Data entries for graphics
BEGIN

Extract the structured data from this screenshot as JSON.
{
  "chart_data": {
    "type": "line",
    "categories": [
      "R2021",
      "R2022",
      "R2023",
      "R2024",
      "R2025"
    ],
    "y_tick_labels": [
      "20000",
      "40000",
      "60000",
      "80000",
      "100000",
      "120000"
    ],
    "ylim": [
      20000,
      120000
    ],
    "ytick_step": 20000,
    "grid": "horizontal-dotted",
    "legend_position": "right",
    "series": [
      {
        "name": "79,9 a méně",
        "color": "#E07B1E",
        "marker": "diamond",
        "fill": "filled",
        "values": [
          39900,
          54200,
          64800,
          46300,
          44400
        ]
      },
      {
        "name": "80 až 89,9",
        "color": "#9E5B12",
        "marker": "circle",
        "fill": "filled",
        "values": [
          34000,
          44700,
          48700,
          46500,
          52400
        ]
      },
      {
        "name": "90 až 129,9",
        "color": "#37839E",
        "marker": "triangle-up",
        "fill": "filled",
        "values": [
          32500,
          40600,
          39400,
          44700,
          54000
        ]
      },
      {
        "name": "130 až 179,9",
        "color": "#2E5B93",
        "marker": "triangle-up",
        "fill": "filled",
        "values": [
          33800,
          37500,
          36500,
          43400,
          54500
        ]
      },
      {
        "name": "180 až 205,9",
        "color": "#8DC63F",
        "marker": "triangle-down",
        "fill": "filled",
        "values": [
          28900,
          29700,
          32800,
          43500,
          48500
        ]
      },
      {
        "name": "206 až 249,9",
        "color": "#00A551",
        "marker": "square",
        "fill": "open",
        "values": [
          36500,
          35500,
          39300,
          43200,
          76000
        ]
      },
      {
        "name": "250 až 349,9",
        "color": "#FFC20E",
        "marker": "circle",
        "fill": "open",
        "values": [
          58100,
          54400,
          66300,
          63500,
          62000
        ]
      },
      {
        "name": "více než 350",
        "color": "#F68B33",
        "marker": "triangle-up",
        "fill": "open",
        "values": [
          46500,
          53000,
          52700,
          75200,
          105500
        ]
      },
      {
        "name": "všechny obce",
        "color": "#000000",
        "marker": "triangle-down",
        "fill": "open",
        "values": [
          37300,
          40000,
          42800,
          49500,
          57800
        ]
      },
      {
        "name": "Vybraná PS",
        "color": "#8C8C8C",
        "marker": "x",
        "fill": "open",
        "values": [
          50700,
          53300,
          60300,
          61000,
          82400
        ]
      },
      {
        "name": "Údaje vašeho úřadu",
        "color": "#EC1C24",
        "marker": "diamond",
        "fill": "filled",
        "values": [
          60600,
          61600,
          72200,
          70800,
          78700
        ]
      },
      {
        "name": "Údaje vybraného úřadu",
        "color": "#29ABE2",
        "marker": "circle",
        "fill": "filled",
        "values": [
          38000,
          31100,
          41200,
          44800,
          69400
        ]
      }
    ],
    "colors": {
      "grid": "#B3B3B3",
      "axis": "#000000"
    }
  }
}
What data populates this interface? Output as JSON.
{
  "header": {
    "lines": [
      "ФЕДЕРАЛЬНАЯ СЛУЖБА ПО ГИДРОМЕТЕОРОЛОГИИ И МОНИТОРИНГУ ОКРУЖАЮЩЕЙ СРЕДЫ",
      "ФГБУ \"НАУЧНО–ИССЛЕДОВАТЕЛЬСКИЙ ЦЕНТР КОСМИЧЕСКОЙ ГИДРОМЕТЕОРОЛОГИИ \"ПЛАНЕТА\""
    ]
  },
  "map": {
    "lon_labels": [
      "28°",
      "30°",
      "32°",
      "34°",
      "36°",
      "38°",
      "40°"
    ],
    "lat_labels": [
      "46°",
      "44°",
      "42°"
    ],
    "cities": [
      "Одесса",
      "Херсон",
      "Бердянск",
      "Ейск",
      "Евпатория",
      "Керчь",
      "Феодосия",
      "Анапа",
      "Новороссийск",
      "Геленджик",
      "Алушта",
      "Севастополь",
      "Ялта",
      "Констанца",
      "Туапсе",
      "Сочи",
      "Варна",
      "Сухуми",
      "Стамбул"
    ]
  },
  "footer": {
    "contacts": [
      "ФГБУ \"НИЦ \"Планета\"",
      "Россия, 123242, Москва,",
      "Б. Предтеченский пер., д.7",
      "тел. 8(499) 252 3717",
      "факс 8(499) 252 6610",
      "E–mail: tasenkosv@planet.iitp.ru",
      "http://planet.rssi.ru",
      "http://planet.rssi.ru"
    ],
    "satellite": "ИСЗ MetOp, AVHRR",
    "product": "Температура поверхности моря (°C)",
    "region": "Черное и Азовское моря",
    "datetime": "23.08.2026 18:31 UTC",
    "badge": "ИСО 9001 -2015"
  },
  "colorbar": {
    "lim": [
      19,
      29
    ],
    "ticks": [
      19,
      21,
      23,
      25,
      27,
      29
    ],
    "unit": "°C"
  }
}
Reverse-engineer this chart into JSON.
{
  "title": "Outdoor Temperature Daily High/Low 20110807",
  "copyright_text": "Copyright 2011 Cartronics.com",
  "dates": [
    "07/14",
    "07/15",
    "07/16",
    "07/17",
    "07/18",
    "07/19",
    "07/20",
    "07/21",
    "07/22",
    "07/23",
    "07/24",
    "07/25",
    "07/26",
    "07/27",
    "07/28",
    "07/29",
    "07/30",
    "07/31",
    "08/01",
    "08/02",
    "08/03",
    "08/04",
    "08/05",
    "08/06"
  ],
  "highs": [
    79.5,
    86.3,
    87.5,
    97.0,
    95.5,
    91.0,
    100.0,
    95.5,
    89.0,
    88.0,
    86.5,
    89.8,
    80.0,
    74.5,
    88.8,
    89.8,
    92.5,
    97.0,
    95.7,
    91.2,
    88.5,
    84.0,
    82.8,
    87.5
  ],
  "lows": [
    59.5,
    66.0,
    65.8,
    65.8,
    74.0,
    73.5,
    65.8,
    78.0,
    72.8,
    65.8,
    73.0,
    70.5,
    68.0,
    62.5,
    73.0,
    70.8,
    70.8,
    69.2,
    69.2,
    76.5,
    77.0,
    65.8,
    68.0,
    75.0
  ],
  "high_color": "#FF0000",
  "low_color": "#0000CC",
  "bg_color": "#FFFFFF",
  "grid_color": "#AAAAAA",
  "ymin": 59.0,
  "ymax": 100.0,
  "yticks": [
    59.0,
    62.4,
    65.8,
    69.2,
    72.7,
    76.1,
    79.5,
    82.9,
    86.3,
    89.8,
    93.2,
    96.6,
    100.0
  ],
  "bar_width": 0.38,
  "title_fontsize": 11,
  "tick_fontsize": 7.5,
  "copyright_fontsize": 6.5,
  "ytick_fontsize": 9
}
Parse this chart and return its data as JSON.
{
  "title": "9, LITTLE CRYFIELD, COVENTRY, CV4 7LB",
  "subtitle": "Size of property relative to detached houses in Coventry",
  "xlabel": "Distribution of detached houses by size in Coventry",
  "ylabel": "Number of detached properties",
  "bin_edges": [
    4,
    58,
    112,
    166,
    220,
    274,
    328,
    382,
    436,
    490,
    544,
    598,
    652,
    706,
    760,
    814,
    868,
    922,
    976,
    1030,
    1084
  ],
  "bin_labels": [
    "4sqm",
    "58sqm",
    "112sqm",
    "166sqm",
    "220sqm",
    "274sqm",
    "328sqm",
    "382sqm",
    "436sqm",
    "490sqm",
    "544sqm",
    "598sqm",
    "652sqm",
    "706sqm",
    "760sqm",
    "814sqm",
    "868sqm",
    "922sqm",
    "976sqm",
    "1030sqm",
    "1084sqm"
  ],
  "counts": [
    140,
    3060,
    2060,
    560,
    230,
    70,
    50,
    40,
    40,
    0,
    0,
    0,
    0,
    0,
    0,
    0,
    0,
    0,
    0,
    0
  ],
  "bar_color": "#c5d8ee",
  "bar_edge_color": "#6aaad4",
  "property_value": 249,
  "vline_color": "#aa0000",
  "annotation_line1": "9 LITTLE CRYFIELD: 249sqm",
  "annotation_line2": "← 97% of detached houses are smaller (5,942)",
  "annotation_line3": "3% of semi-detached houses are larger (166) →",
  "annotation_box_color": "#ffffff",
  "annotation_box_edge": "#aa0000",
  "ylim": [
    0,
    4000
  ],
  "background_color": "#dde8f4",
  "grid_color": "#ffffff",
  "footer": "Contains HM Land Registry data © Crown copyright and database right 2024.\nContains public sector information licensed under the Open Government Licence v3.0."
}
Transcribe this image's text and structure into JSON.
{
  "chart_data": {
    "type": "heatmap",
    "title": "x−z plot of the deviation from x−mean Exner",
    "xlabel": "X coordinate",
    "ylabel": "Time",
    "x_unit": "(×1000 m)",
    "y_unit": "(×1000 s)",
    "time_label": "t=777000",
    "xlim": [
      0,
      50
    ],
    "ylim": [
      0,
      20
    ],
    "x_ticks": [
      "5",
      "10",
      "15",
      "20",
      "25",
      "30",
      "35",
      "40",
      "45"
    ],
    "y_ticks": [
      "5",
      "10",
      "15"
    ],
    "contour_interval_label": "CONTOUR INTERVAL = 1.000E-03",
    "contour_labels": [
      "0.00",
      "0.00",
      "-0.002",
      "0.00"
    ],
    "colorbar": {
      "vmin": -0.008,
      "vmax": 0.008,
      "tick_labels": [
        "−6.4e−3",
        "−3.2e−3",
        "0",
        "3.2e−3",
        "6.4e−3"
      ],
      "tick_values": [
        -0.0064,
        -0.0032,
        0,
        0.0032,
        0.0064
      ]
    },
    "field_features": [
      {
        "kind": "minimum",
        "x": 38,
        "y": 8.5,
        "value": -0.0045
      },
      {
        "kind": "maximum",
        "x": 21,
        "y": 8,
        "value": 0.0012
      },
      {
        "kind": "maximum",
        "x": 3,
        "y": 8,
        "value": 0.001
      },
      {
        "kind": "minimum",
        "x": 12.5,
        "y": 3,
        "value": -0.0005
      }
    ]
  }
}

END

** Goal **
Give the lines from the one containing "Transcribe this image's" through the end of the entries again, exactly as written and with no other lines.

** The result **
Transcribe this image's text and structure into JSON.
{
  "chart_data": {
    "type": "heatmap",
    "title": "x−z plot of the deviation from x−mean Exner",
    "xlabel": "X coordinate",
    "ylabel": "Time",
    "x_unit": "(×1000 m)",
    "y_unit": "(×1000 s)",
    "time_label": "t=777000",
    "xlim": [
      0,
      50
    ],
    "ylim": [
      0,
      20
    ],
    "x_ticks": [
      "5",
      "10",
      "15",
      "20",
      "25",
      "30",
      "35",
      "40",
      "45"
    ],
    "y_ticks": [
      "5",
      "10",
      "15"
    ],
    "contour_interval_label": "CONTOUR INTERVAL = 1.000E-03",
    "contour_labels": [
      "0.00",
      "0.00",
      "-0.002",
      "0.00"
    ],
    "colorbar": {
      "vmin": -0.008,
      "vmax": 0.008,
      "tick_labels": [
        "−6.4e−3",
        "−3.2e−3",
        "0",
        "3.2e−3",
        "6.4e−3"
      ],
      "tick_values": [
        -0.0064,
        -0.0032,
        0,
        0.0032,
        0.0064
      ]
    },
    "field_features": [
      {
        "kind": "minimum",
        "x": 38,
        "y": 8.5,
        "value": -0.0045
      },
      {
        "kind": "maximum",
        "x": 21,
        "y": 8,
        "value": 0.0012
      },
      {
        "kind": "maximum",
        "x": 3,
        "y": 8,
        "value": 0.001
      },
      {
        "kind": "minimum",
        "x": 12.5,
        "y": 3,
        "value": -0.0005
      }
    ]
  }
}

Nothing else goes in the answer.